■ **Exercise requirements**
Write the entries below out again exactly; any picture in them stays out.
● ● ● ●
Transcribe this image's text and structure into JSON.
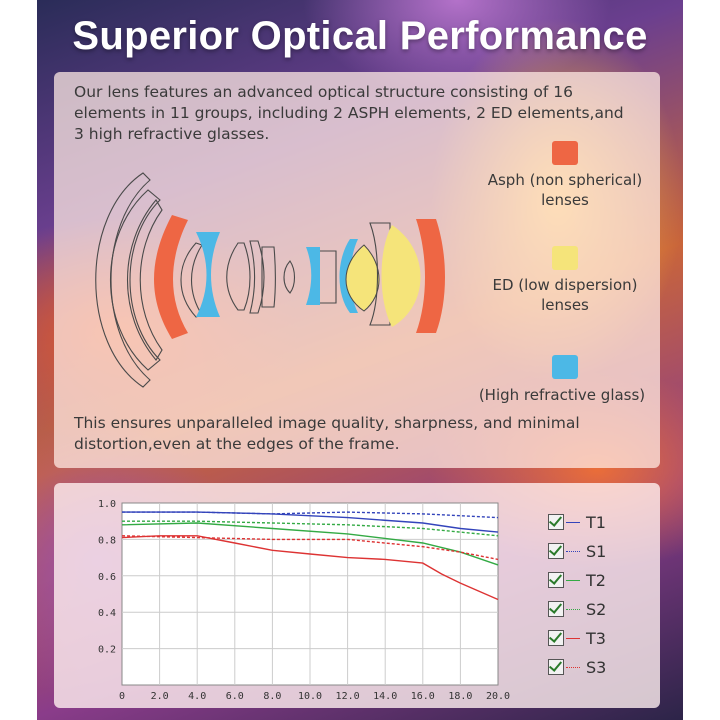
{
  "title": "Superior Optical Performance",
  "intro": "Our lens features an advanced optical structure consisting of 16 elements in 11 groups, including 2 ASPH elements, 2 ED elements,and 3 high refractive glasses.",
  "summary": "This ensures unparalleled image quality, sharpness, and minimal distortion,even at the edges of the frame.",
  "legend": [
    {
      "line1": "Asph (non spherical)",
      "line2": "lenses",
      "color": "#ee6644"
    },
    {
      "line1": "ED (low dispersion)",
      "line2": "lenses",
      "color": "#f5e47a"
    },
    {
      "line1": "(High refractive glass)",
      "line2": "",
      "color": "#4cb8e6"
    }
  ],
  "chart_data": {
    "type": "line",
    "x_ticks": [
      "0",
      "2.0",
      "4.0",
      "6.0",
      "8.0",
      "10.0",
      "12.0",
      "14.0",
      "16.0",
      "18.0",
      "20.0"
    ],
    "y_ticks": [
      "0.2",
      "0.4",
      "0.6",
      "0.8",
      "1.0"
    ],
    "xlim": [
      0,
      20
    ],
    "ylim": [
      0,
      1.0
    ],
    "grid": true,
    "legend_position": "right",
    "series": [
      {
        "name": "T1",
        "color": "#3344bb",
        "dash": false,
        "x": [
          0,
          4,
          8,
          12,
          16,
          18,
          20
        ],
        "y": [
          0.95,
          0.95,
          0.94,
          0.92,
          0.89,
          0.86,
          0.84
        ]
      },
      {
        "name": "S1",
        "color": "#3344bb",
        "dash": true,
        "x": [
          0,
          4,
          8,
          12,
          16,
          18,
          20
        ],
        "y": [
          0.95,
          0.95,
          0.94,
          0.95,
          0.94,
          0.93,
          0.92
        ]
      },
      {
        "name": "T2",
        "color": "#33aa44",
        "dash": false,
        "x": [
          0,
          4,
          8,
          12,
          16,
          18,
          20
        ],
        "y": [
          0.88,
          0.89,
          0.86,
          0.83,
          0.78,
          0.73,
          0.66
        ]
      },
      {
        "name": "S2",
        "color": "#33aa44",
        "dash": true,
        "x": [
          0,
          4,
          8,
          12,
          16,
          18,
          20
        ],
        "y": [
          0.9,
          0.9,
          0.89,
          0.88,
          0.86,
          0.84,
          0.82
        ]
      },
      {
        "name": "T3",
        "color": "#dd3333",
        "dash": false,
        "x": [
          0,
          2,
          4,
          6,
          8,
          10,
          12,
          14,
          16,
          17,
          18,
          20
        ],
        "y": [
          0.81,
          0.82,
          0.82,
          0.78,
          0.74,
          0.72,
          0.7,
          0.69,
          0.67,
          0.61,
          0.56,
          0.47
        ]
      },
      {
        "name": "S3",
        "color": "#dd3333",
        "dash": true,
        "x": [
          0,
          4,
          8,
          12,
          16,
          18,
          20
        ],
        "y": [
          0.82,
          0.81,
          0.8,
          0.8,
          0.76,
          0.73,
          0.69
        ]
      }
    ]
  }
}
● ● ● ●
■ **Final result**
Transcribe this image's text and structure into JSON.
{
  "title": "Superior Optical Performance",
  "intro": "Our lens features an advanced optical structure consisting of 16 elements in 11 groups, including 2 ASPH elements, 2 ED elements,and 3 high refractive glasses.",
  "summary": "This ensures unparalleled image quality, sharpness, and minimal distortion,even at the edges of the frame.",
  "legend": [
    {
      "line1": "Asph (non spherical)",
      "line2": "lenses",
      "color": "#ee6644"
    },
    {
      "line1": "ED (low dispersion)",
      "line2": "lenses",
      "color": "#f5e47a"
    },
    {
      "line1": "(High refractive glass)",
      "line2": "",
      "color": "#4cb8e6"
    }
  ],
  "chart_data": {
    "type": "line",
    "x_ticks": [
      "0",
      "2.0",
      "4.0",
      "6.0",
      "8.0",
      "10.0",
      "12.0",
      "14.0",
      "16.0",
      "18.0",
      "20.0"
    ],
    "y_ticks": [
      "0.2",
      "0.4",
      "0.6",
      "0.8",
      "1.0"
    ],
    "xlim": [
      0,
      20
    ],
    "ylim": [
      0,
      1.0
    ],
    "grid": true,
    "legend_position": "right",
    "series": [
      {
        "name": "T1",
        "color": "#3344bb",
        "dash": false,
        "x": [
          0,
          4,
          8,
          12,
          16,
          18,
          20
        ],
        "y": [
          0.95,
          0.95,
          0.94,
          0.92,
          0.89,
          0.86,
          0.84
        ]
      },
      {
        "name": "S1",
        "color": "#3344bb",
        "dash": true,
        "x": [
          0,
          4,
          8,
          12,
          16,
          18,
          20
        ],
        "y": [
          0.95,
          0.95,
          0.94,
          0.95,
          0.94,
          0.93,
          0.92
        ]
      },
      {
        "name": "T2",
        "color": "#33aa44",
        "dash": false,
        "x": [
          0,
          4,
          8,
          12,
          16,
          18,
          20
        ],
        "y": [
          0.88,
          0.89,
          0.86,
          0.83,
          0.78,
          0.73,
          0.66
        ]
      },
      {
        "name": "S2",
        "color": "#33aa44",
        "dash": true,
        "x": [
          0,
          4,
          8,
          12,
          16,
          18,
          20
        ],
        "y": [
          0.9,
          0.9,
          0.89,
          0.88,
          0.86,
          0.84,
          0.82
        ]
      },
      {
        "name": "T3",
        "color": "#dd3333",
        "dash": false,
        "x": [
          0,
          2,
          4,
          6,
          8,
          10,
          12,
          14,
          16,
          17,
          18,
          20
        ],
        "y": [
          0.81,
          0.82,
          0.82,
          0.78,
          0.74,
          0.72,
          0.7,
          0.69,
          0.67,
          0.61,
          0.56,
          0.47
        ]
      },
      {
        "name": "S3",
        "color": "#dd3333",
        "dash": true,
        "x": [
          0,
          4,
          8,
          12,
          16,
          18,
          20
        ],
        "y": [
          0.82,
          0.81,
          0.8,
          0.8,
          0.76,
          0.73,
          0.69
        ]
      }
    ]
  }
}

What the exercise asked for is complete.